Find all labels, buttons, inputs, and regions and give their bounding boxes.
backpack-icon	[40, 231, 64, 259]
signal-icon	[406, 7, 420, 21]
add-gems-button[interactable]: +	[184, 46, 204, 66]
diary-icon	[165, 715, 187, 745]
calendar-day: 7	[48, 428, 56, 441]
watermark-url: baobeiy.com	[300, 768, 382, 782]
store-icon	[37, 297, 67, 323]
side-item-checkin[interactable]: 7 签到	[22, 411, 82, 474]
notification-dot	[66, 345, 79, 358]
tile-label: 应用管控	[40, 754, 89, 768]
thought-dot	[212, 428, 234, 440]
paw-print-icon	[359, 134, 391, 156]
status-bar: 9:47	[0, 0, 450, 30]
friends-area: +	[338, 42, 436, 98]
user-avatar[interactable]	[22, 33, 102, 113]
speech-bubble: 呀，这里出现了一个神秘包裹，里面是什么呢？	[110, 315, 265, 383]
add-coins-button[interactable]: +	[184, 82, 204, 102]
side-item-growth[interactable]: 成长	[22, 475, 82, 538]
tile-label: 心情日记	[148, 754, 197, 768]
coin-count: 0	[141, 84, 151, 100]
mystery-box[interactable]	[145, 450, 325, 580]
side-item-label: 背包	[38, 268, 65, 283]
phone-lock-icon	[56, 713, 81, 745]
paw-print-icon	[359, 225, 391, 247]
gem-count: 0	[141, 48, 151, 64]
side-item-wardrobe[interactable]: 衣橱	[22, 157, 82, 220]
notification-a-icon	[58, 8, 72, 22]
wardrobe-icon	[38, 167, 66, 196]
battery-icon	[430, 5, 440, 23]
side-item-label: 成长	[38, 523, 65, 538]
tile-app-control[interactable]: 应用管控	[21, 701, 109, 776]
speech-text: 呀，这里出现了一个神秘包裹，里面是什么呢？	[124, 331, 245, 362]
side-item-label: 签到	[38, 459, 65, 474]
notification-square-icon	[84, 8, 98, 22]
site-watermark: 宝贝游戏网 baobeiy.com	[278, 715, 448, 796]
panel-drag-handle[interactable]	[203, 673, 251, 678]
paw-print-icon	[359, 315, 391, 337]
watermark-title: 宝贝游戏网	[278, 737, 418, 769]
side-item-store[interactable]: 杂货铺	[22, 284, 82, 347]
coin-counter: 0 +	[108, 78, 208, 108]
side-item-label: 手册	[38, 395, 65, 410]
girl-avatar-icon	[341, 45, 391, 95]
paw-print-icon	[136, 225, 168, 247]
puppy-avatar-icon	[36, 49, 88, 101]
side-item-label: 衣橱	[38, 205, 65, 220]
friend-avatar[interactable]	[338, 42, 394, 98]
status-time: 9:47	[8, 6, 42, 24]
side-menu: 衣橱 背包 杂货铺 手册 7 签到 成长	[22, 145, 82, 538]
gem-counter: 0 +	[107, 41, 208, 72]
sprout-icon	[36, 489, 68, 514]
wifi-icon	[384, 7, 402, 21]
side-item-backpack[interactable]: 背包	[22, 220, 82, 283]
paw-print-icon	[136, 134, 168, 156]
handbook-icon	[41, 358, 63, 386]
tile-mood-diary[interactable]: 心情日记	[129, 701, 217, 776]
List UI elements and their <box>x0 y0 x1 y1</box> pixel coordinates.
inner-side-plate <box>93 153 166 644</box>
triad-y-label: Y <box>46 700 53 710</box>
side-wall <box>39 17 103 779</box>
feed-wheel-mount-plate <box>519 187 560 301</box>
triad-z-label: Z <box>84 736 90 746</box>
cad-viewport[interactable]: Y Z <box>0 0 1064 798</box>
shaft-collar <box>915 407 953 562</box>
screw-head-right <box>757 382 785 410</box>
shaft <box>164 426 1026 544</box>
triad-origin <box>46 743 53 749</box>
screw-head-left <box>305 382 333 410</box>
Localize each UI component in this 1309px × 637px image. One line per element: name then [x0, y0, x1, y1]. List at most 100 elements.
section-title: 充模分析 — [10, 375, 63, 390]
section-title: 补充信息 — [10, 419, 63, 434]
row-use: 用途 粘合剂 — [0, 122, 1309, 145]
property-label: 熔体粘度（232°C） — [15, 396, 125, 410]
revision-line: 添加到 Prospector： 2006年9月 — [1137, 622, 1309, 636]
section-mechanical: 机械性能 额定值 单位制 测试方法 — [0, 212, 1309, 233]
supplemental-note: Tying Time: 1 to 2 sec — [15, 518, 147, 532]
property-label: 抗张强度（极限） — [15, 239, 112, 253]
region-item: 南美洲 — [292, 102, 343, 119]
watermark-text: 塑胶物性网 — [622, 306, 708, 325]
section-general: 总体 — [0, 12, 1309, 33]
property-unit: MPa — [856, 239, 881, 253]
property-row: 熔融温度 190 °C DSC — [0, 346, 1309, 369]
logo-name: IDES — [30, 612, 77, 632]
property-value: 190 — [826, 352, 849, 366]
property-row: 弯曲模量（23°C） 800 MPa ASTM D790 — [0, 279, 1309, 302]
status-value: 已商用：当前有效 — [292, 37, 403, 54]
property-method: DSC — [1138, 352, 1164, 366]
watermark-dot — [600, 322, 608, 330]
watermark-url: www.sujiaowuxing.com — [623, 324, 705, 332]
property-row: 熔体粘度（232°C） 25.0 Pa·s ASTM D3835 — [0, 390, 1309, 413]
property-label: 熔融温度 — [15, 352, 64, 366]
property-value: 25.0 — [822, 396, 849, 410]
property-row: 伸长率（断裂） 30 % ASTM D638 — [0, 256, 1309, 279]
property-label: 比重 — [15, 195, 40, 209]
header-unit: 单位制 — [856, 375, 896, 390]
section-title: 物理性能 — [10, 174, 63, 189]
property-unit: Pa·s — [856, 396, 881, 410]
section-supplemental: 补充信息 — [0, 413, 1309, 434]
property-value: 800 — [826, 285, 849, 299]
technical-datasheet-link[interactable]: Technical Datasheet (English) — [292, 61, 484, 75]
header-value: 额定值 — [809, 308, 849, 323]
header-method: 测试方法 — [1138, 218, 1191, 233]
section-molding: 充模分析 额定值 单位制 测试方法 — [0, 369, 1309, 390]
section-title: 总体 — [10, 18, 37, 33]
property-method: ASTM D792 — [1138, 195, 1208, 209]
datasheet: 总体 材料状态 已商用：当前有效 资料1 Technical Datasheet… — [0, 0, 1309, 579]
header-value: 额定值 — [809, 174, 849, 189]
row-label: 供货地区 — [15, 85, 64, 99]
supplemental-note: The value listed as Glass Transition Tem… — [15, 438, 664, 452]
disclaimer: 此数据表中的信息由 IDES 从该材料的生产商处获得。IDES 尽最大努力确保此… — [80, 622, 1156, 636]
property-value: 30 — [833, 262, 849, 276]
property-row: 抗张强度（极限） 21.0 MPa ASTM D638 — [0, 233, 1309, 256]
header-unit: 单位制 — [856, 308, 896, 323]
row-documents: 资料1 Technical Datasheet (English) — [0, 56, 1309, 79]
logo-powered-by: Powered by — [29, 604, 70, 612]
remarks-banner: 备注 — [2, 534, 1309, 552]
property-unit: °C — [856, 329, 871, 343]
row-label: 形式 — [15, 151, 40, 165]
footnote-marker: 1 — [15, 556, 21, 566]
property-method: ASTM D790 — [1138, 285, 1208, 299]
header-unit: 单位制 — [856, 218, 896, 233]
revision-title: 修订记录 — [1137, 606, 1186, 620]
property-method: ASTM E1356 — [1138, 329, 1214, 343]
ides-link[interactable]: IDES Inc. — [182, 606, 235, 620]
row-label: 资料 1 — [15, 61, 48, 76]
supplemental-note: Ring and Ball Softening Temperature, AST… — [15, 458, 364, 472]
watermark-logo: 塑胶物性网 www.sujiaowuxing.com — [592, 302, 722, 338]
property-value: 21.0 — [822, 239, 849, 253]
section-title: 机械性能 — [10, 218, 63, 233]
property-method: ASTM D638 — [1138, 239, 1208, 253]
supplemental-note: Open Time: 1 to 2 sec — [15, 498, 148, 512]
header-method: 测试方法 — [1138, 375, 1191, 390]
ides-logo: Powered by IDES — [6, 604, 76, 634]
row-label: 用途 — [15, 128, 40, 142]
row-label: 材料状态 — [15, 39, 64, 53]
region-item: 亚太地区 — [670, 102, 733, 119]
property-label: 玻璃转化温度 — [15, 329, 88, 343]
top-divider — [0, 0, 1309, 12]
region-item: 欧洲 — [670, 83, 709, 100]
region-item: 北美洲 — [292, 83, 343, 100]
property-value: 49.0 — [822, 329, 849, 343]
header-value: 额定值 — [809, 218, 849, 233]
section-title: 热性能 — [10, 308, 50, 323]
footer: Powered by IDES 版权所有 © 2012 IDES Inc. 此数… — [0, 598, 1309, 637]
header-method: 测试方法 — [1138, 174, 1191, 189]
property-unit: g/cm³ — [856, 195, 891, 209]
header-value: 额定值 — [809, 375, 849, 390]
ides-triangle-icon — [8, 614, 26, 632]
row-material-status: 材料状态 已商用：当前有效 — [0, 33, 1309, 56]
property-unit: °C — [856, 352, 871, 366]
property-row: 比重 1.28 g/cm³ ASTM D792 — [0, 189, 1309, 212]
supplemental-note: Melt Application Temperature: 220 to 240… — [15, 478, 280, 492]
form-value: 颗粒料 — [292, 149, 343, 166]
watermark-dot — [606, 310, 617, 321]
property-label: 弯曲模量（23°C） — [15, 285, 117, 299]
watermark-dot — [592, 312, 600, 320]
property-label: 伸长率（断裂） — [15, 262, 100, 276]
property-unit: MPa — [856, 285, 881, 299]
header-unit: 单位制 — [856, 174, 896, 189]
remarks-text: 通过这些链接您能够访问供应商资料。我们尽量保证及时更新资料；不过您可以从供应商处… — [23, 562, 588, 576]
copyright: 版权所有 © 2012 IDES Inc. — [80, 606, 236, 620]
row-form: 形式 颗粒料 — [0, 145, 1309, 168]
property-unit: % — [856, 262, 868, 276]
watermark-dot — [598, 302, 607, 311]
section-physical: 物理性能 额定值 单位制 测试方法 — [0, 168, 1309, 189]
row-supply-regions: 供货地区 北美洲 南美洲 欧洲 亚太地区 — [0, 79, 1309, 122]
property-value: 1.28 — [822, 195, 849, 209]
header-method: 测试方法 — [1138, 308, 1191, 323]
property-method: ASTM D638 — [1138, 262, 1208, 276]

What is required:
Arrange the material above as a numbered list, from its first line through the line containing "82, 204, 102]", and omit any blank lines.

Correct output:
1. Find all labels, buttons, inputs, and regions and give their bounding boxes.
2. backpack-icon	[40, 231, 64, 259]
3. signal-icon	[406, 7, 420, 21]
4. add-gems-button[interactable]: +	[184, 46, 204, 66]
5. diary-icon	[165, 715, 187, 745]
6. calendar-day: 7	[48, 428, 56, 441]
7. watermark-url: baobeiy.com	[300, 768, 382, 782]
8. store-icon	[37, 297, 67, 323]
9. side-item-checkin[interactable]: 7 签到	[22, 411, 82, 474]
10. notification-dot	[66, 345, 79, 358]
11. tile-label: 应用管控	[40, 754, 89, 768]
12. thought-dot	[212, 428, 234, 440]
13. paw-print-icon	[359, 134, 391, 156]
14. status-bar: 9:47	[0, 0, 450, 30]
15. friends-area: +	[338, 42, 436, 98]
16. user-avatar[interactable]	[22, 33, 102, 113]
17. speech-bubble: 呀，这里出现了一个神秘包裹，里面是什么呢？	[110, 315, 265, 383]
18. add-coins-button[interactable]: +	[184, 82, 204, 102]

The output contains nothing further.